[START]
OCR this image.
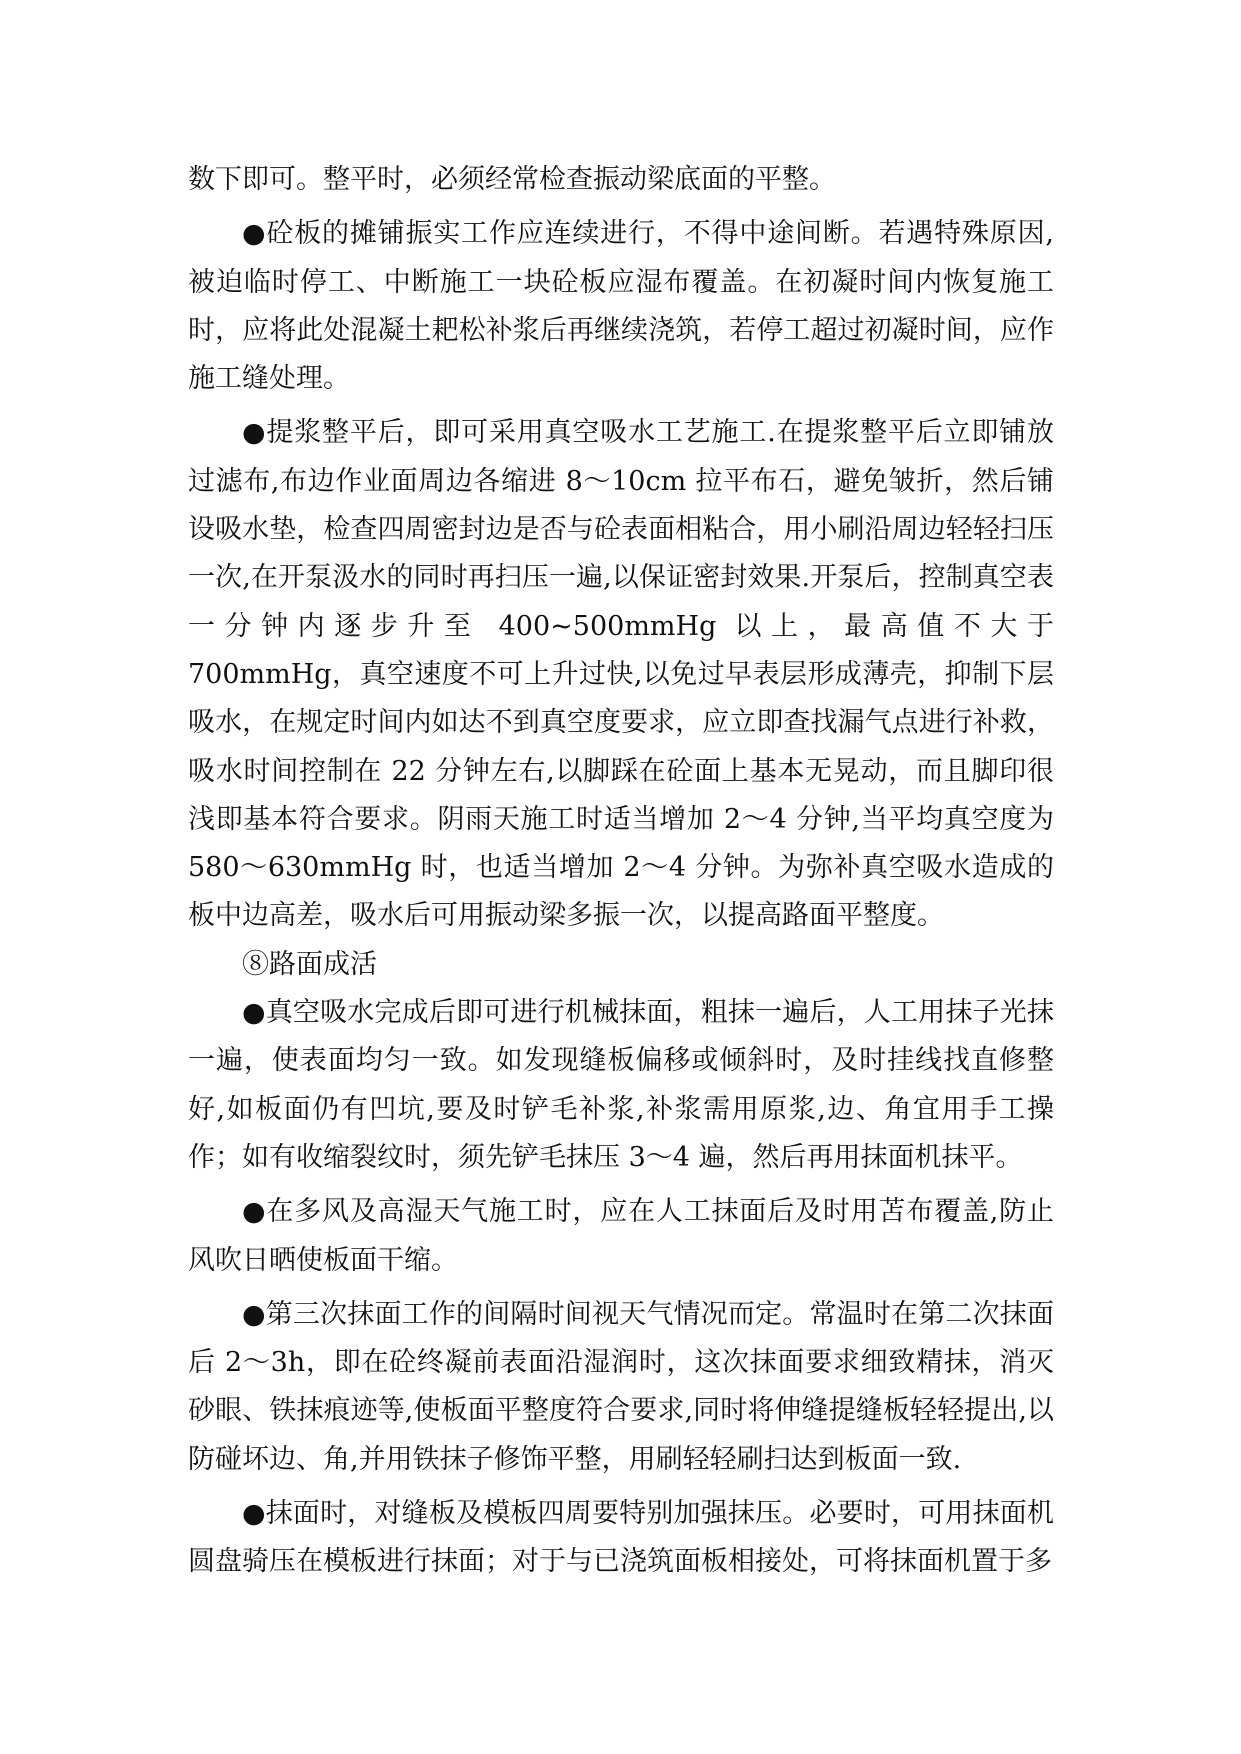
数下即可。整平时，必须经常检查振动梁底面的平整。

●砼板的摊铺振实工作应连续进行，不得中途间断。若遇特殊原因,被迫临时停工、中断施工一块砼板应湿布覆盖。在初凝时间内恢复施工时，应将此处混凝土耙松补浆后再继续浇筑，若停工超过初凝时间，应作施工缝处理。

●提浆整平后，即可采用真空吸水工艺施工.在提浆整平后立即铺放过滤布,布边作业面周边各缩进 8～10cm 拉平布石，避免皱折，然后铺设吸水垫，检查四周密封边是否与砼表面相粘合，用小刷沿周边轻轻扫压一次,在开泵汲水的同时再扫压一遍,以保证密封效果.开泵后，控制真空表一分钟内逐步升至 400~500mmHg 以上，最高值不大于 700mmHg，真空速度不可上升过快,以免过早表层形成薄壳，抑制下层吸水，在规定时间内如达不到真空度要求，应立即查找漏气点进行补救，吸水时间控制在 22 分钟左右,以脚踩在砼面上基本无晃动，而且脚印很浅即基本符合要求。阴雨天施工时适当增加 2～4 分钟,当平均真空度为 580～630mmHg 时，也适当增加 2～4 分钟。为弥补真空吸水造成的板中边高差，吸水后可用振动梁多振一次，以提高路面平整度。

⑧路面成活

●真空吸水完成后即可进行机械抹面，粗抹一遍后，人工用抹子光抹一遍，使表面均匀一致。如发现缝板偏移或倾斜时，及时挂线找直修整好,如板面仍有凹坑,要及时铲毛补浆,补浆需用原浆,边、角宜用手工操作；如有收缩裂纹时，须先铲毛抹压 3～4 遍，然后再用抹面机抹平。

●在多风及高湿天气施工时，应在人工抹面后及时用苫布覆盖,防止风吹日晒使板面干缩。

●第三次抹面工作的间隔时间视天气情况而定。常温时在第二次抹面后 2～3h，即在砼终凝前表面沿湿润时，这次抹面要求细致精抹，消灭砂眼、铁抹痕迹等,使板面平整度符合要求,同时将伸缝提缝板轻轻提出,以防碰坏边、角,并用铁抹子修饰平整，用刷轻轻刷扫达到板面一致.

●抹面时，对缝板及模板四周要特别加强抹压。必要时，可用抹面机圆盘骑压在模板进行抹面；对于与已浇筑面板相接处，可将抹面机置于多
[END]
--- To do ---
Every entry above needs to be retyped exactly; drop the pictures.

--- Written solution ---
OCR this image.
数下即可。整平时，必须经常检查振动梁底面的平整。

●砼板的摊铺振实工作应连续进行，不得中途间断。若遇特殊原因,被迫临时停工、中断施工一块砼板应湿布覆盖。在初凝时间内恢复施工时，应将此处混凝土耙松补浆后再继续浇筑，若停工超过初凝时间，应作施工缝处理。

●提浆整平后，即可采用真空吸水工艺施工.在提浆整平后立即铺放过滤布,布边作业面周边各缩进 8～10cm 拉平布石，避免皱折，然后铺设吸水垫，检查四周密封边是否与砼表面相粘合，用小刷沿周边轻轻扫压一次,在开泵汲水的同时再扫压一遍,以保证密封效果.开泵后，控制真空表一分钟内逐步升至 400~500mmHg 以上，最高值不大于 700mmHg，真空速度不可上升过快,以免过早表层形成薄壳，抑制下层吸水，在规定时间内如达不到真空度要求，应立即查找漏气点进行补救，吸水时间控制在 22 分钟左右,以脚踩在砼面上基本无晃动，而且脚印很浅即基本符合要求。阴雨天施工时适当增加 2～4 分钟,当平均真空度为 580～630mmHg 时，也适当增加 2～4 分钟。为弥补真空吸水造成的板中边高差，吸水后可用振动梁多振一次，以提高路面平整度。

⑧路面成活

●真空吸水完成后即可进行机械抹面，粗抹一遍后，人工用抹子光抹一遍，使表面均匀一致。如发现缝板偏移或倾斜时，及时挂线找直修整好,如板面仍有凹坑,要及时铲毛补浆,补浆需用原浆,边、角宜用手工操作；如有收缩裂纹时，须先铲毛抹压 3～4 遍，然后再用抹面机抹平。

●在多风及高湿天气施工时，应在人工抹面后及时用苫布覆盖,防止风吹日晒使板面干缩。

●第三次抹面工作的间隔时间视天气情况而定。常温时在第二次抹面后 2～3h，即在砼终凝前表面沿湿润时，这次抹面要求细致精抹，消灭砂眼、铁抹痕迹等,使板面平整度符合要求,同时将伸缝提缝板轻轻提出,以防碰坏边、角,并用铁抹子修饰平整，用刷轻轻刷扫达到板面一致.

●抹面时，对缝板及模板四周要特别加强抹压。必要时，可用抹面机圆盘骑压在模板进行抹面；对于与已浇筑面板相接处，可将抹面机置于多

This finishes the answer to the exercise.